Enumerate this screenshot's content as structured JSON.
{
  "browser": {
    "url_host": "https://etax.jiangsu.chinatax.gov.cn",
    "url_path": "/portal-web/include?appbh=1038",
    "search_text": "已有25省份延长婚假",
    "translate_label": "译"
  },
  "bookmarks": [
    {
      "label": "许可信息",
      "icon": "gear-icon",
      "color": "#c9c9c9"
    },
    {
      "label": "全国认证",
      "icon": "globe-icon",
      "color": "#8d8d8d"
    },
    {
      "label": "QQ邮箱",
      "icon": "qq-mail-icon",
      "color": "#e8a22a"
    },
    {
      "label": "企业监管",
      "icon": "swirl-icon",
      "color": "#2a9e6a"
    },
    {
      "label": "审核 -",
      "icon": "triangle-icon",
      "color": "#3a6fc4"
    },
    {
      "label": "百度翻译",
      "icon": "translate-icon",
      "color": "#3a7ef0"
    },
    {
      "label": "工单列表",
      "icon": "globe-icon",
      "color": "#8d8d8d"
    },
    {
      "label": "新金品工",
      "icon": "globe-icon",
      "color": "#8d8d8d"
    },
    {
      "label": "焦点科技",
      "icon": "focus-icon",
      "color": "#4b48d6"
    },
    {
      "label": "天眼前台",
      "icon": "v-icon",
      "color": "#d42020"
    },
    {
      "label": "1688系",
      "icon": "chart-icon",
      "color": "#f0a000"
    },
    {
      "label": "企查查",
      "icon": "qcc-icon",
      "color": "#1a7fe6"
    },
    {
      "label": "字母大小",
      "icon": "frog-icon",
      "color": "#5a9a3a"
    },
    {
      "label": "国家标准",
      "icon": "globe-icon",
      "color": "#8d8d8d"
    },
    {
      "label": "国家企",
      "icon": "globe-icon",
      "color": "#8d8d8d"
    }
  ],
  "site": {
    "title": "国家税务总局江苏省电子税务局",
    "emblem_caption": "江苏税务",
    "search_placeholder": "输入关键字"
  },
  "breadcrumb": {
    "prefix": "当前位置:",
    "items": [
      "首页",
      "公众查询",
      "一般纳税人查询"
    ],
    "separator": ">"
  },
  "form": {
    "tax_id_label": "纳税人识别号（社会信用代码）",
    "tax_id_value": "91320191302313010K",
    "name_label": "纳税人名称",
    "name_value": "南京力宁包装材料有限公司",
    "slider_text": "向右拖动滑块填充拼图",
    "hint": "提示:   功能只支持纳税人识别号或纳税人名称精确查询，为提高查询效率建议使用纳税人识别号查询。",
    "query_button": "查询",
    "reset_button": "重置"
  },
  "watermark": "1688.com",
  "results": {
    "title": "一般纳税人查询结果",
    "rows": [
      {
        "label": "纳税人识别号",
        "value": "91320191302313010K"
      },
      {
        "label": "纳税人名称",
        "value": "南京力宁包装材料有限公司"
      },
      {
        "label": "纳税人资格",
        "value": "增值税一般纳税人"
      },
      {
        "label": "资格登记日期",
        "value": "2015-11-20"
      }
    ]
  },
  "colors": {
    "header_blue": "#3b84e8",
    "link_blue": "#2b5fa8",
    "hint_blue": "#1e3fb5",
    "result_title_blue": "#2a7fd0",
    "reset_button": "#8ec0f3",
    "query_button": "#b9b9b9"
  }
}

===============

What is needed - Your task is to print the whole listing again exactly.

Full output -
Enumerate this screenshot's content as structured JSON.
{
  "browser": {
    "url_host": "https://etax.jiangsu.chinatax.gov.cn",
    "url_path": "/portal-web/include?appbh=1038",
    "search_text": "已有25省份延长婚假",
    "translate_label": "译"
  },
  "bookmarks": [
    {
      "label": "许可信息",
      "icon": "gear-icon",
      "color": "#c9c9c9"
    },
    {
      "label": "全国认证",
      "icon": "globe-icon",
      "color": "#8d8d8d"
    },
    {
      "label": "QQ邮箱",
      "icon": "qq-mail-icon",
      "color": "#e8a22a"
    },
    {
      "label": "企业监管",
      "icon": "swirl-icon",
      "color": "#2a9e6a"
    },
    {
      "label": "审核 -",
      "icon": "triangle-icon",
      "color": "#3a6fc4"
    },
    {
      "label": "百度翻译",
      "icon": "translate-icon",
      "color": "#3a7ef0"
    },
    {
      "label": "工单列表",
      "icon": "globe-icon",
      "color": "#8d8d8d"
    },
    {
      "label": "新金品工",
      "icon": "globe-icon",
      "color": "#8d8d8d"
    },
    {
      "label": "焦点科技",
      "icon": "focus-icon",
      "color": "#4b48d6"
    },
    {
      "label": "天眼前台",
      "icon": "v-icon",
      "color": "#d42020"
    },
    {
      "label": "1688系",
      "icon": "chart-icon",
      "color": "#f0a000"
    },
    {
      "label": "企查查",
      "icon": "qcc-icon",
      "color": "#1a7fe6"
    },
    {
      "label": "字母大小",
      "icon": "frog-icon",
      "color": "#5a9a3a"
    },
    {
      "label": "国家标准",
      "icon": "globe-icon",
      "color": "#8d8d8d"
    },
    {
      "label": "国家企",
      "icon": "globe-icon",
      "color": "#8d8d8d"
    }
  ],
  "site": {
    "title": "国家税务总局江苏省电子税务局",
    "emblem_caption": "江苏税务",
    "search_placeholder": "输入关键字"
  },
  "breadcrumb": {
    "prefix": "当前位置:",
    "items": [
      "首页",
      "公众查询",
      "一般纳税人查询"
    ],
    "separator": ">"
  },
  "form": {
    "tax_id_label": "纳税人识别号（社会信用代码）",
    "tax_id_value": "91320191302313010K",
    "name_label": "纳税人名称",
    "name_value": "南京力宁包装材料有限公司",
    "slider_text": "向右拖动滑块填充拼图",
    "hint": "提示:   功能只支持纳税人识别号或纳税人名称精确查询，为提高查询效率建议使用纳税人识别号查询。",
    "query_button": "查询",
    "reset_button": "重置"
  },
  "watermark": "1688.com",
  "results": {
    "title": "一般纳税人查询结果",
    "rows": [
      {
        "label": "纳税人识别号",
        "value": "91320191302313010K"
      },
      {
        "label": "纳税人名称",
        "value": "南京力宁包装材料有限公司"
      },
      {
        "label": "纳税人资格",
        "value": "增值税一般纳税人"
      },
      {
        "label": "资格登记日期",
        "value": "2015-11-20"
      }
    ]
  },
  "colors": {
    "header_blue": "#3b84e8",
    "link_blue": "#2b5fa8",
    "hint_blue": "#1e3fb5",
    "result_title_blue": "#2a7fd0",
    "reset_button": "#8ec0f3",
    "query_button": "#b9b9b9"
  }
}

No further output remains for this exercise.